[Records about charts and figures]
^^^^^^^^^^^^^^^^

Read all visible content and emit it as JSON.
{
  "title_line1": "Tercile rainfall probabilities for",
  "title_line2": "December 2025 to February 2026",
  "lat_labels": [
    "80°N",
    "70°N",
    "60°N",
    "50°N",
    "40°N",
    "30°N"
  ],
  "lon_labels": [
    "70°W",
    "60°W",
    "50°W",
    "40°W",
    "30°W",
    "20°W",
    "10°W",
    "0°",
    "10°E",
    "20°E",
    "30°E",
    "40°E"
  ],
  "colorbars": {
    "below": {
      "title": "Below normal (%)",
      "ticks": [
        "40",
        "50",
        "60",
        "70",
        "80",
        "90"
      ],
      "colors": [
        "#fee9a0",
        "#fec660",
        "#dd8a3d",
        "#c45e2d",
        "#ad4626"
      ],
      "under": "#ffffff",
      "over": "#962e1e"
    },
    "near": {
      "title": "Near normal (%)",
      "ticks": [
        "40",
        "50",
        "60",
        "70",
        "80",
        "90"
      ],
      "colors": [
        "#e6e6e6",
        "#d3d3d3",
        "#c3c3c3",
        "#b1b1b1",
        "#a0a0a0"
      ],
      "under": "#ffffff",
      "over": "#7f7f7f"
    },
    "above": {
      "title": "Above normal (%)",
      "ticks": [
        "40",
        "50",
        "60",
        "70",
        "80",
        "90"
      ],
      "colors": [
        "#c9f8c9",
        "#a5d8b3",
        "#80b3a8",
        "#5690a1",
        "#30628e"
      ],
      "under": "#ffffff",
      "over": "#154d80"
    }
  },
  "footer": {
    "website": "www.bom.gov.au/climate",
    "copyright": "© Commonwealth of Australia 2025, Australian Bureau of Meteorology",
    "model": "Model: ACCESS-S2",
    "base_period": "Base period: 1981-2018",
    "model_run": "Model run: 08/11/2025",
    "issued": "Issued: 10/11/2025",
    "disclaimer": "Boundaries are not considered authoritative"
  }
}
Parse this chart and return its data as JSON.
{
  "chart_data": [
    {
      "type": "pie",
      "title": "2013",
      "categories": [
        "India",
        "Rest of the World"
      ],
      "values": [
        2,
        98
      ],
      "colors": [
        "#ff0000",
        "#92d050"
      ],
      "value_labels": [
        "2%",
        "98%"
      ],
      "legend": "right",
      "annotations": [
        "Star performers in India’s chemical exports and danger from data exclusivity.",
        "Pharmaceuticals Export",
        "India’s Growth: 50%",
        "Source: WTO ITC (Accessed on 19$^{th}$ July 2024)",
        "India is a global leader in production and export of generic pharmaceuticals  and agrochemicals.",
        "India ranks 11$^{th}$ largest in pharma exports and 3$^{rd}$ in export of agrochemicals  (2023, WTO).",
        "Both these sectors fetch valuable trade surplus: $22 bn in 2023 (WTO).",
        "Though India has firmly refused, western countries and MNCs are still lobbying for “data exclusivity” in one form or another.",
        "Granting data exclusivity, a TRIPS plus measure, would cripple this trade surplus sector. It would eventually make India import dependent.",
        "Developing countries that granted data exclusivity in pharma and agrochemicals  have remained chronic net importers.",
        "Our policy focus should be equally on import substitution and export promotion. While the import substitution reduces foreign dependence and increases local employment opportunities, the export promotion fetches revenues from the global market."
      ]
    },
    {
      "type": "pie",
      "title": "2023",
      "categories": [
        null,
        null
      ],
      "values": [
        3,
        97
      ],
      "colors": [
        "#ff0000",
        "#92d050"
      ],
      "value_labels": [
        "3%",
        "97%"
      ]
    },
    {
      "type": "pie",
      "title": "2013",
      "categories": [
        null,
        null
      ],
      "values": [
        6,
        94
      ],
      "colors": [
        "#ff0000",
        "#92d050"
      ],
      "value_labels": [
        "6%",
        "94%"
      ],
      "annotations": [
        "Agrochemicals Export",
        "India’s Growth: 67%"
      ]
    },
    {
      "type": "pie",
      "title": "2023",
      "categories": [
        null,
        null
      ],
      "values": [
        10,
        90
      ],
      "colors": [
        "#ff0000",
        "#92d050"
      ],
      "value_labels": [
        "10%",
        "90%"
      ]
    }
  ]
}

^^^^^^^^^^^^^^^^

Goal -
Make an exact copy of the data above.

Response to the task -
Read all visible content and emit it as JSON.
{
  "title_line1": "Tercile rainfall probabilities for",
  "title_line2": "December 2025 to February 2026",
  "lat_labels": [
    "80°N",
    "70°N",
    "60°N",
    "50°N",
    "40°N",
    "30°N"
  ],
  "lon_labels": [
    "70°W",
    "60°W",
    "50°W",
    "40°W",
    "30°W",
    "20°W",
    "10°W",
    "0°",
    "10°E",
    "20°E",
    "30°E",
    "40°E"
  ],
  "colorbars": {
    "below": {
      "title": "Below normal (%)",
      "ticks": [
        "40",
        "50",
        "60",
        "70",
        "80",
        "90"
      ],
      "colors": [
        "#fee9a0",
        "#fec660",
        "#dd8a3d",
        "#c45e2d",
        "#ad4626"
      ],
      "under": "#ffffff",
      "over": "#962e1e"
    },
    "near": {
      "title": "Near normal (%)",
      "ticks": [
        "40",
        "50",
        "60",
        "70",
        "80",
        "90"
      ],
      "colors": [
        "#e6e6e6",
        "#d3d3d3",
        "#c3c3c3",
        "#b1b1b1",
        "#a0a0a0"
      ],
      "under": "#ffffff",
      "over": "#7f7f7f"
    },
    "above": {
      "title": "Above normal (%)",
      "ticks": [
        "40",
        "50",
        "60",
        "70",
        "80",
        "90"
      ],
      "colors": [
        "#c9f8c9",
        "#a5d8b3",
        "#80b3a8",
        "#5690a1",
        "#30628e"
      ],
      "under": "#ffffff",
      "over": "#154d80"
    }
  },
  "footer": {
    "website": "www.bom.gov.au/climate",
    "copyright": "© Commonwealth of Australia 2025, Australian Bureau of Meteorology",
    "model": "Model: ACCESS-S2",
    "base_period": "Base period: 1981-2018",
    "model_run": "Model run: 08/11/2025",
    "issued": "Issued: 10/11/2025",
    "disclaimer": "Boundaries are not considered authoritative"
  }
}
Parse this chart and return its data as JSON.
{
  "chart_data": [
    {
      "type": "pie",
      "title": "2013",
      "categories": [
        "India",
        "Rest of the World"
      ],
      "values": [
        2,
        98
      ],
      "colors": [
        "#ff0000",
        "#92d050"
      ],
      "value_labels": [
        "2%",
        "98%"
      ],
      "legend": "right",
      "annotations": [
        "Star performers in India’s chemical exports and danger from data exclusivity.",
        "Pharmaceuticals Export",
        "India’s Growth: 50%",
        "Source: WTO ITC (Accessed on 19$^{th}$ July 2024)",
        "India is a global leader in production and export of generic pharmaceuticals  and agrochemicals.",
        "India ranks 11$^{th}$ largest in pharma exports and 3$^{rd}$ in export of agrochemicals  (2023, WTO).",
        "Both these sectors fetch valuable trade surplus: $22 bn in 2023 (WTO).",
        "Though India has firmly refused, western countries and MNCs are still lobbying for “data exclusivity” in one form or another.",
        "Granting data exclusivity, a TRIPS plus measure, would cripple this trade surplus sector. It would eventually make India import dependent.",
        "Developing countries that granted data exclusivity in pharma and agrochemicals  have remained chronic net importers.",
        "Our policy focus should be equally on import substitution and export promotion. While the import substitution reduces foreign dependence and increases local employment opportunities, the export promotion fetches revenues from the global market."
      ]
    },
    {
      "type": "pie",
      "title": "2023",
      "categories": [
        null,
        null
      ],
      "values": [
        3,
        97
      ],
      "colors": [
        "#ff0000",
        "#92d050"
      ],
      "value_labels": [
        "3%",
        "97%"
      ]
    },
    {
      "type": "pie",
      "title": "2013",
      "categories": [
        null,
        null
      ],
      "values": [
        6,
        94
      ],
      "colors": [
        "#ff0000",
        "#92d050"
      ],
      "value_labels": [
        "6%",
        "94%"
      ],
      "annotations": [
        "Agrochemicals Export",
        "India’s Growth: 67%"
      ]
    },
    {
      "type": "pie",
      "title": "2023",
      "categories": [
        null,
        null
      ],
      "values": [
        10,
        90
      ],
      "colors": [
        "#ff0000",
        "#92d050"
      ],
      "value_labels": [
        "10%",
        "90%"
      ]
    }
  ]
}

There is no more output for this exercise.